Excerpted data:
>> begin
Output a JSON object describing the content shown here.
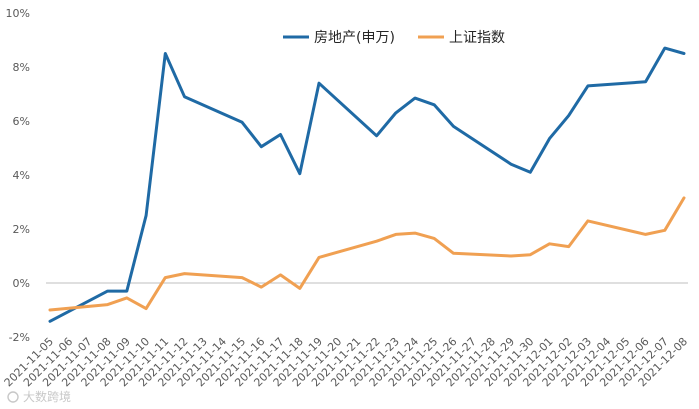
>> end
>> begin
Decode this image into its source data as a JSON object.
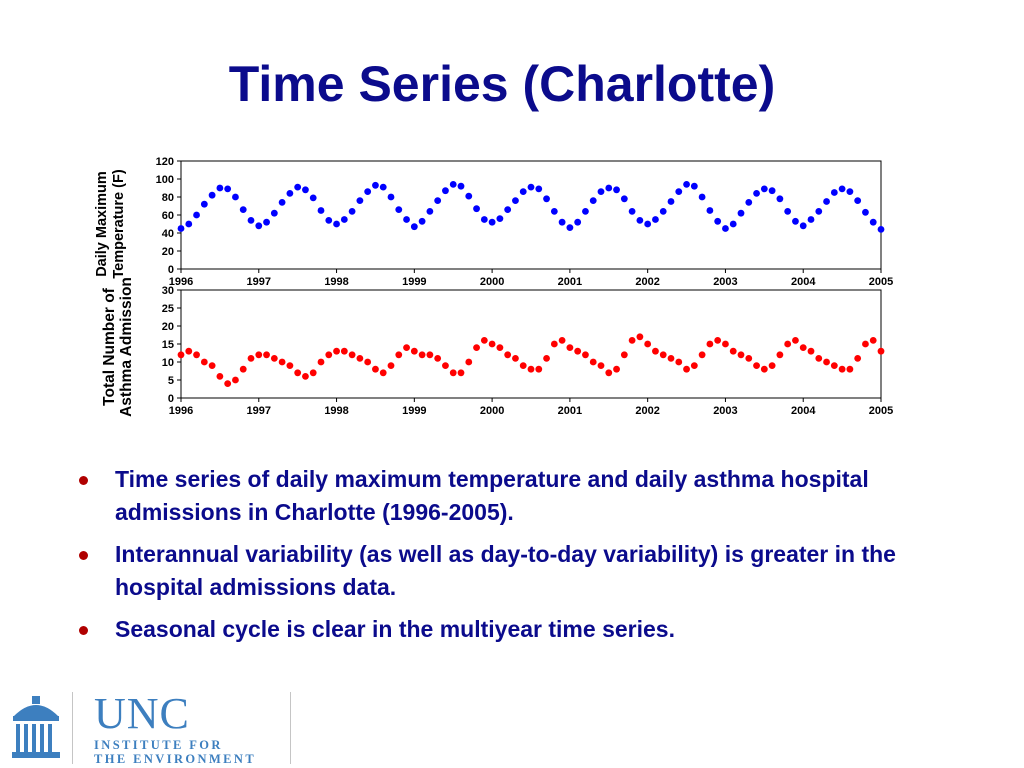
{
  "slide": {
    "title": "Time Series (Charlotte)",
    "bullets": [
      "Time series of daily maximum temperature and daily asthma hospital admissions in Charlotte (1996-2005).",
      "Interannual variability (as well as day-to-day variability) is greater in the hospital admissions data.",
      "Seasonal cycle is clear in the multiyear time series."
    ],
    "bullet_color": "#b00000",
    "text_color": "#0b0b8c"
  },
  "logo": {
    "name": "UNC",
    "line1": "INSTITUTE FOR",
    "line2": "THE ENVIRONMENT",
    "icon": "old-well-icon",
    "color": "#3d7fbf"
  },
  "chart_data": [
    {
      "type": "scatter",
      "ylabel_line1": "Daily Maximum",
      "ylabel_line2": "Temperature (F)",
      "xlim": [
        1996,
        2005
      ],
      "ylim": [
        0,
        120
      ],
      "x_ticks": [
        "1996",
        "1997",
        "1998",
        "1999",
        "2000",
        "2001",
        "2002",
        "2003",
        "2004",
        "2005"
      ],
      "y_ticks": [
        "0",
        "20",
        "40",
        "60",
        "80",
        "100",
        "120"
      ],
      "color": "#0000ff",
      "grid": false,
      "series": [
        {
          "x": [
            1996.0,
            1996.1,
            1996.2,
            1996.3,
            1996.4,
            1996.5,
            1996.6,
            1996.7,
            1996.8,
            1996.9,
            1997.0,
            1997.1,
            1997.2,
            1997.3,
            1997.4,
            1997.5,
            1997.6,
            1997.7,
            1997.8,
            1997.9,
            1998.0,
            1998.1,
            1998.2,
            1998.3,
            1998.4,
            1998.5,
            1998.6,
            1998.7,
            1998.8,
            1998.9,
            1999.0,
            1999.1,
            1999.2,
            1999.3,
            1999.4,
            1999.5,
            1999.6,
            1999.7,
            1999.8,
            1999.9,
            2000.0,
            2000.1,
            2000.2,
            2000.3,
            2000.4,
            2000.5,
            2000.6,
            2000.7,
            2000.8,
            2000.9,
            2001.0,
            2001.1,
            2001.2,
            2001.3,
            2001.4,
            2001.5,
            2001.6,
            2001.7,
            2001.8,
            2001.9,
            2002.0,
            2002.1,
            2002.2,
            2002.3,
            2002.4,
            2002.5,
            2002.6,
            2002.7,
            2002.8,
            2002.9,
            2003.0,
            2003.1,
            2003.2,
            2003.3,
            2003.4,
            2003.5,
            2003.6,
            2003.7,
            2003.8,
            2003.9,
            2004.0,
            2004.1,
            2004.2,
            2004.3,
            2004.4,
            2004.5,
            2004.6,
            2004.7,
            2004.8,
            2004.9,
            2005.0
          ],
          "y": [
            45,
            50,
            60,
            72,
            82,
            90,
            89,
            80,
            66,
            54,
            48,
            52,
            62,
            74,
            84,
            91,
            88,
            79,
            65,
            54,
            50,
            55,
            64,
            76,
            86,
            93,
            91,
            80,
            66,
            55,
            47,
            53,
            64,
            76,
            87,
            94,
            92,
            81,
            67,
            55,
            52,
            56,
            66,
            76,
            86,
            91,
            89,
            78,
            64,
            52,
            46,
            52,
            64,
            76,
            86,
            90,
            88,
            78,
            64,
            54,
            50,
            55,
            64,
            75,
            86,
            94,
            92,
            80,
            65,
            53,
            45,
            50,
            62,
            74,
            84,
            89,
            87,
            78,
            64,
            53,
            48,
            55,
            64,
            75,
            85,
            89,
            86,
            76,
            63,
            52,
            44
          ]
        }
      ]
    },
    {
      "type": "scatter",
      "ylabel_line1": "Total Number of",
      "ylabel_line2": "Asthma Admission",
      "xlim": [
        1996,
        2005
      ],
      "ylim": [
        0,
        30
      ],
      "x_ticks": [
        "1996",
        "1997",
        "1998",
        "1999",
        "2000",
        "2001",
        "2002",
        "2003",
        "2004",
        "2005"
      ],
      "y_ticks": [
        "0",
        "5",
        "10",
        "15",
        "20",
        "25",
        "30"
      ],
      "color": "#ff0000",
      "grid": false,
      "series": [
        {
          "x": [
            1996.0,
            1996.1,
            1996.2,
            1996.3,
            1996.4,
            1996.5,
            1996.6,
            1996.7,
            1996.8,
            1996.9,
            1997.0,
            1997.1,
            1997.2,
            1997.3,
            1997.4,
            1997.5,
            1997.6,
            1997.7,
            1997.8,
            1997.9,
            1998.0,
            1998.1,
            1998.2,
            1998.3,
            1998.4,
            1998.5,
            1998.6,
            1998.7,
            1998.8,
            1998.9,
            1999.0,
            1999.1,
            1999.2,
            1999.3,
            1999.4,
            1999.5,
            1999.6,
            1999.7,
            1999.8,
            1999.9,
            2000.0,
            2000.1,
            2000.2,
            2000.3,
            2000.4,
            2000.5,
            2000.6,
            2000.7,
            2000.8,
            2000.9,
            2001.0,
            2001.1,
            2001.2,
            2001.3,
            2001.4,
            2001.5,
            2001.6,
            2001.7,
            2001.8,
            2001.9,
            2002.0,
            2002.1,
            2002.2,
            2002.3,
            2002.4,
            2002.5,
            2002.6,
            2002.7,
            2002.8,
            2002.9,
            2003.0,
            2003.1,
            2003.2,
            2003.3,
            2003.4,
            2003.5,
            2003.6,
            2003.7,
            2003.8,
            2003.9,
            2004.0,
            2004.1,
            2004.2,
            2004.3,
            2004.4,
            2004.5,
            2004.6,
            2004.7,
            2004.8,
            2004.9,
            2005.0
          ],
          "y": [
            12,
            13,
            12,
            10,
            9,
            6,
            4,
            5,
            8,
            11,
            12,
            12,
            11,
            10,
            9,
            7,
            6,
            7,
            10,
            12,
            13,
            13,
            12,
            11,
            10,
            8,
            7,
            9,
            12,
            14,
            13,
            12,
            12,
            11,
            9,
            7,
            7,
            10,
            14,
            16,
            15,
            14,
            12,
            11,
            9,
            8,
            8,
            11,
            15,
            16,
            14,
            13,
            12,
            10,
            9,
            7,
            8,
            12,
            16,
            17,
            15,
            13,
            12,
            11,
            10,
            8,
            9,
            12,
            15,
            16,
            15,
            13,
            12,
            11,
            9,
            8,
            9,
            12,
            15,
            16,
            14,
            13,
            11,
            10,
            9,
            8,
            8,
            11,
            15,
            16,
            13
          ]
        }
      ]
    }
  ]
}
>> end
>> begin
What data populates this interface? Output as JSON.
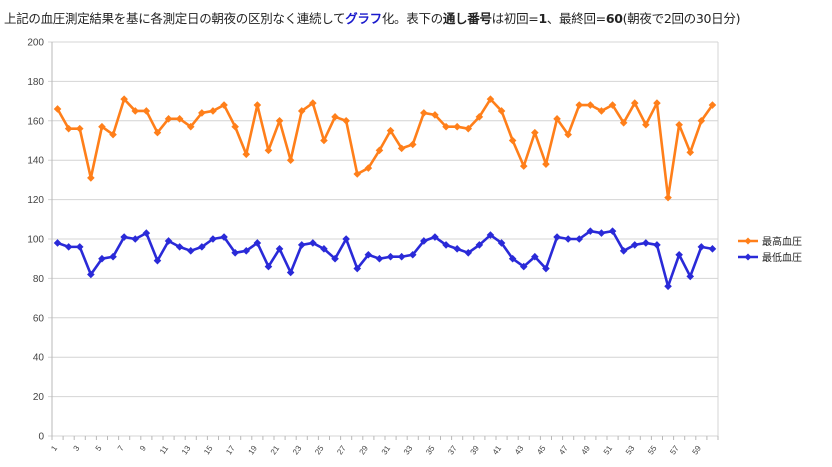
>> end
Problem requirements: Locate the string "Output" in the listing above and copy every line where it occurs.

Complete response:
Output a JSON object describing the content shown here.
What data populates this interface? Output as JSON.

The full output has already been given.